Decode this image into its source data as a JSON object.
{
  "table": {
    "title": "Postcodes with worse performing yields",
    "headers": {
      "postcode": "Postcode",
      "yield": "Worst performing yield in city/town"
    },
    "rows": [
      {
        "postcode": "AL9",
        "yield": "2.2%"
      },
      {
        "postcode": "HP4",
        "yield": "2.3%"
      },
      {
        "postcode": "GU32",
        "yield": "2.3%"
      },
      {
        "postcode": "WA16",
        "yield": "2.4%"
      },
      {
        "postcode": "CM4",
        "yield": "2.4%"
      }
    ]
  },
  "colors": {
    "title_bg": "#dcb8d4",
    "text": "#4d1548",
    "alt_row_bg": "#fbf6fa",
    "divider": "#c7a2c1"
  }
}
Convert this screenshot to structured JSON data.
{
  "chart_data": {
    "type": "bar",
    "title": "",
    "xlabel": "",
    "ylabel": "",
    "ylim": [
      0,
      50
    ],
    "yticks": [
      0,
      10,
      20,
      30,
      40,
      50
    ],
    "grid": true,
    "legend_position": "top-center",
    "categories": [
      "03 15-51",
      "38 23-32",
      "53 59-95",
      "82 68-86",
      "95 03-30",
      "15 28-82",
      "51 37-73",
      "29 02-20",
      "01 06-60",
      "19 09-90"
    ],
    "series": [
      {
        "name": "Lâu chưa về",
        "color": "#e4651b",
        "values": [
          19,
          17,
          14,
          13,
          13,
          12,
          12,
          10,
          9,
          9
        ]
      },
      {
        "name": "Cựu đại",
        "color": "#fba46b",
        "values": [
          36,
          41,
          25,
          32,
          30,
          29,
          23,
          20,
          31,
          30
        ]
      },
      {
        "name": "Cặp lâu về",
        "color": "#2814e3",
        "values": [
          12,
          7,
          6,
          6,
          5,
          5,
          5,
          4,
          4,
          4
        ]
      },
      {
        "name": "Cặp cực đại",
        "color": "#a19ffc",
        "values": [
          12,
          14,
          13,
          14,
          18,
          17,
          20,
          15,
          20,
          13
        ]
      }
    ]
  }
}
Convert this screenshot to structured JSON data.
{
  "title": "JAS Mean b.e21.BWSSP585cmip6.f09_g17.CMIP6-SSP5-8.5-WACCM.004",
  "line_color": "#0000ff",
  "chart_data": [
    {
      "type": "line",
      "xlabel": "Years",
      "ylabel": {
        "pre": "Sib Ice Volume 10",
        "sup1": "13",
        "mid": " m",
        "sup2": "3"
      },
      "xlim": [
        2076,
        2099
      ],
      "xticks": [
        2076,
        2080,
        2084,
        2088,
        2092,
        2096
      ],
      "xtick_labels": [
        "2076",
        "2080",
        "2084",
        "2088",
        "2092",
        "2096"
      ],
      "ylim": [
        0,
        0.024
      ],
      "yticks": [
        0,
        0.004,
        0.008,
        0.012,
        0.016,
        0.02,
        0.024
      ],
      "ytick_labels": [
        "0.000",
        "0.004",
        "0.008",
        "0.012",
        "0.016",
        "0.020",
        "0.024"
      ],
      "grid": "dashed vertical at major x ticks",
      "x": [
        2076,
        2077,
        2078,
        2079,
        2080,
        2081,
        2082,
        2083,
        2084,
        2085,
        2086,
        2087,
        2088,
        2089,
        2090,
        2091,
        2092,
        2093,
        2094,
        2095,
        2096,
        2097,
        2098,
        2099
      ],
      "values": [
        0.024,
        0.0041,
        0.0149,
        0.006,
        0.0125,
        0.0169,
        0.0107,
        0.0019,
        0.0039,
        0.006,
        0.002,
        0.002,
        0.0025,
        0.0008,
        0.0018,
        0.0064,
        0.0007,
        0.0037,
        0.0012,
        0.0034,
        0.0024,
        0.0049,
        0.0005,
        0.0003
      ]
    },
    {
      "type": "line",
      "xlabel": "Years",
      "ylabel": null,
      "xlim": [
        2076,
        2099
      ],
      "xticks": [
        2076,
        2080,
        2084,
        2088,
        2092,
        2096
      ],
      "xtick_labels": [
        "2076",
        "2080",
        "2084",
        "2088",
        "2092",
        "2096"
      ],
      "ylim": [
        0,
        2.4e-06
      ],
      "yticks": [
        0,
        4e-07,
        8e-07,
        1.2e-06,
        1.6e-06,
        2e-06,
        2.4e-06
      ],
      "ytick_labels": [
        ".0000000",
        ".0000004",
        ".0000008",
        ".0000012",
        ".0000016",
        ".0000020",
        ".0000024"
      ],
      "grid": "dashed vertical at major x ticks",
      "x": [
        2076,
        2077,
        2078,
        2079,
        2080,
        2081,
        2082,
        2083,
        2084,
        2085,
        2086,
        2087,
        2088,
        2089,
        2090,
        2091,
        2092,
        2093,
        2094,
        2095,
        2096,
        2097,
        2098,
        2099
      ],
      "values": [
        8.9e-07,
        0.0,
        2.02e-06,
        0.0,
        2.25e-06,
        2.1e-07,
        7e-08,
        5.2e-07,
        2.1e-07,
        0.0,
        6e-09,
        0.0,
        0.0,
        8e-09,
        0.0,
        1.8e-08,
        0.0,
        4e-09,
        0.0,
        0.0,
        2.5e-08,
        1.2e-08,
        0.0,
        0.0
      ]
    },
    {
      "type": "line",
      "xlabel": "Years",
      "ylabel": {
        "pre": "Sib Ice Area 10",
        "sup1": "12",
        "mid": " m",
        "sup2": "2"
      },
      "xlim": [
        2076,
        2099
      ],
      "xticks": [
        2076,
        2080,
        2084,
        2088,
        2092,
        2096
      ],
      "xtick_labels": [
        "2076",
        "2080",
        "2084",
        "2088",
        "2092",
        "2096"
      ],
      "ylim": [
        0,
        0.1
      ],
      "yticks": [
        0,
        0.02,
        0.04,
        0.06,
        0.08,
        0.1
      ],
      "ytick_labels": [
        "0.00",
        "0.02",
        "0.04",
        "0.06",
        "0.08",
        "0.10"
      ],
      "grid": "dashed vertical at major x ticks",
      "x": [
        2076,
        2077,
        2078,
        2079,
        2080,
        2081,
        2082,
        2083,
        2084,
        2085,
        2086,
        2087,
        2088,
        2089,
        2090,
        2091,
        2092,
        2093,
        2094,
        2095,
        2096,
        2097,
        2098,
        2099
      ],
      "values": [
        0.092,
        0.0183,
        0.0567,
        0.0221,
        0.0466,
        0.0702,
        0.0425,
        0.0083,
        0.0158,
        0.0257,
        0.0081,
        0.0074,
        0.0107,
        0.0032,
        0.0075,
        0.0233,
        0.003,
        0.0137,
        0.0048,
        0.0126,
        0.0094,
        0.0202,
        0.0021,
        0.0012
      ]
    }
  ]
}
§
**TASK DETAILS:** Extract each entry in full, exactly as given.

**FINISHED EXERCISE:**
Decode this image into its source data as a JSON object.
{
  "table": {
    "title": "Postcodes with worse performing yields",
    "headers": {
      "postcode": "Postcode",
      "yield": "Worst performing yield in city/town"
    },
    "rows": [
      {
        "postcode": "AL9",
        "yield": "2.2%"
      },
      {
        "postcode": "HP4",
        "yield": "2.3%"
      },
      {
        "postcode": "GU32",
        "yield": "2.3%"
      },
      {
        "postcode": "WA16",
        "yield": "2.4%"
      },
      {
        "postcode": "CM4",
        "yield": "2.4%"
      }
    ]
  },
  "colors": {
    "title_bg": "#dcb8d4",
    "text": "#4d1548",
    "alt_row_bg": "#fbf6fa",
    "divider": "#c7a2c1"
  }
}
Convert this screenshot to structured JSON data.
{
  "chart_data": {
    "type": "bar",
    "title": "",
    "xlabel": "",
    "ylabel": "",
    "ylim": [
      0,
      50
    ],
    "yticks": [
      0,
      10,
      20,
      30,
      40,
      50
    ],
    "grid": true,
    "legend_position": "top-center",
    "categories": [
      "03 15-51",
      "38 23-32",
      "53 59-95",
      "82 68-86",
      "95 03-30",
      "15 28-82",
      "51 37-73",
      "29 02-20",
      "01 06-60",
      "19 09-90"
    ],
    "series": [
      {
        "name": "Lâu chưa về",
        "color": "#e4651b",
        "values": [
          19,
          17,
          14,
          13,
          13,
          12,
          12,
          10,
          9,
          9
        ]
      },
      {
        "name": "Cựu đại",
        "color": "#fba46b",
        "values": [
          36,
          41,
          25,
          32,
          30,
          29,
          23,
          20,
          31,
          30
        ]
      },
      {
        "name": "Cặp lâu về",
        "color": "#2814e3",
        "values": [
          12,
          7,
          6,
          6,
          5,
          5,
          5,
          4,
          4,
          4
        ]
      },
      {
        "name": "Cặp cực đại",
        "color": "#a19ffc",
        "values": [
          12,
          14,
          13,
          14,
          18,
          17,
          20,
          15,
          20,
          13
        ]
      }
    ]
  }
}
Convert this screenshot to structured JSON data.
{
  "title": "JAS Mean b.e21.BWSSP585cmip6.f09_g17.CMIP6-SSP5-8.5-WACCM.004",
  "line_color": "#0000ff",
  "chart_data": [
    {
      "type": "line",
      "xlabel": "Years",
      "ylabel": {
        "pre": "Sib Ice Volume 10",
        "sup1": "13",
        "mid": " m",
        "sup2": "3"
      },
      "xlim": [
        2076,
        2099
      ],
      "xticks": [
        2076,
        2080,
        2084,
        2088,
        2092,
        2096
      ],
      "xtick_labels": [
        "2076",
        "2080",
        "2084",
        "2088",
        "2092",
        "2096"
      ],
      "ylim": [
        0,
        0.024
      ],
      "yticks": [
        0,
        0.004,
        0.008,
        0.012,
        0.016,
        0.02,
        0.024
      ],
      "ytick_labels": [
        "0.000",
        "0.004",
        "0.008",
        "0.012",
        "0.016",
        "0.020",
        "0.024"
      ],
      "grid": "dashed vertical at major x ticks",
      "x": [
        2076,
        2077,
        2078,
        2079,
        2080,
        2081,
        2082,
        2083,
        2084,
        2085,
        2086,
        2087,
        2088,
        2089,
        2090,
        2091,
        2092,
        2093,
        2094,
        2095,
        2096,
        2097,
        2098,
        2099
      ],
      "values": [
        0.024,
        0.0041,
        0.0149,
        0.006,
        0.0125,
        0.0169,
        0.0107,
        0.0019,
        0.0039,
        0.006,
        0.002,
        0.002,
        0.0025,
        0.0008,
        0.0018,
        0.0064,
        0.0007,
        0.0037,
        0.0012,
        0.0034,
        0.0024,
        0.0049,
        0.0005,
        0.0003
      ]
    },
    {
      "type": "line",
      "xlabel": "Years",
      "ylabel": null,
      "xlim": [
        2076,
        2099
      ],
      "xticks": [
        2076,
        2080,
        2084,
        2088,
        2092,
        2096
      ],
      "xtick_labels": [
        "2076",
        "2080",
        "2084",
        "2088",
        "2092",
        "2096"
      ],
      "ylim": [
        0,
        2.4e-06
      ],
      "yticks": [
        0,
        4e-07,
        8e-07,
        1.2e-06,
        1.6e-06,
        2e-06,
        2.4e-06
      ],
      "ytick_labels": [
        ".0000000",
        ".0000004",
        ".0000008",
        ".0000012",
        ".0000016",
        ".0000020",
        ".0000024"
      ],
      "grid": "dashed vertical at major x ticks",
      "x": [
        2076,
        2077,
        2078,
        2079,
        2080,
        2081,
        2082,
        2083,
        2084,
        2085,
        2086,
        2087,
        2088,
        2089,
        2090,
        2091,
        2092,
        2093,
        2094,
        2095,
        2096,
        2097,
        2098,
        2099
      ],
      "values": [
        8.9e-07,
        0.0,
        2.02e-06,
        0.0,
        2.25e-06,
        2.1e-07,
        7e-08,
        5.2e-07,
        2.1e-07,
        0.0,
        6e-09,
        0.0,
        0.0,
        8e-09,
        0.0,
        1.8e-08,
        0.0,
        4e-09,
        0.0,
        0.0,
        2.5e-08,
        1.2e-08,
        0.0,
        0.0
      ]
    },
    {
      "type": "line",
      "xlabel": "Years",
      "ylabel": {
        "pre": "Sib Ice Area 10",
        "sup1": "12",
        "mid": " m",
        "sup2": "2"
      },
      "xlim": [
        2076,
        2099
      ],
      "xticks": [
        2076,
        2080,
        2084,
        2088,
        2092,
        2096
      ],
      "xtick_labels": [
        "2076",
        "2080",
        "2084",
        "2088",
        "2092",
        "2096"
      ],
      "ylim": [
        0,
        0.1
      ],
      "yticks": [
        0,
        0.02,
        0.04,
        0.06,
        0.08,
        0.1
      ],
      "ytick_labels": [
        "0.00",
        "0.02",
        "0.04",
        "0.06",
        "0.08",
        "0.10"
      ],
      "grid": "dashed vertical at major x ticks",
      "x": [
        2076,
        2077,
        2078,
        2079,
        2080,
        2081,
        2082,
        2083,
        2084,
        2085,
        2086,
        2087,
        2088,
        2089,
        2090,
        2091,
        2092,
        2093,
        2094,
        2095,
        2096,
        2097,
        2098,
        2099
      ],
      "values": [
        0.092,
        0.0183,
        0.0567,
        0.0221,
        0.0466,
        0.0702,
        0.0425,
        0.0083,
        0.0158,
        0.0257,
        0.0081,
        0.0074,
        0.0107,
        0.0032,
        0.0075,
        0.0233,
        0.003,
        0.0137,
        0.0048,
        0.0126,
        0.0094,
        0.0202,
        0.0021,
        0.0012
      ]
    }
  ]
}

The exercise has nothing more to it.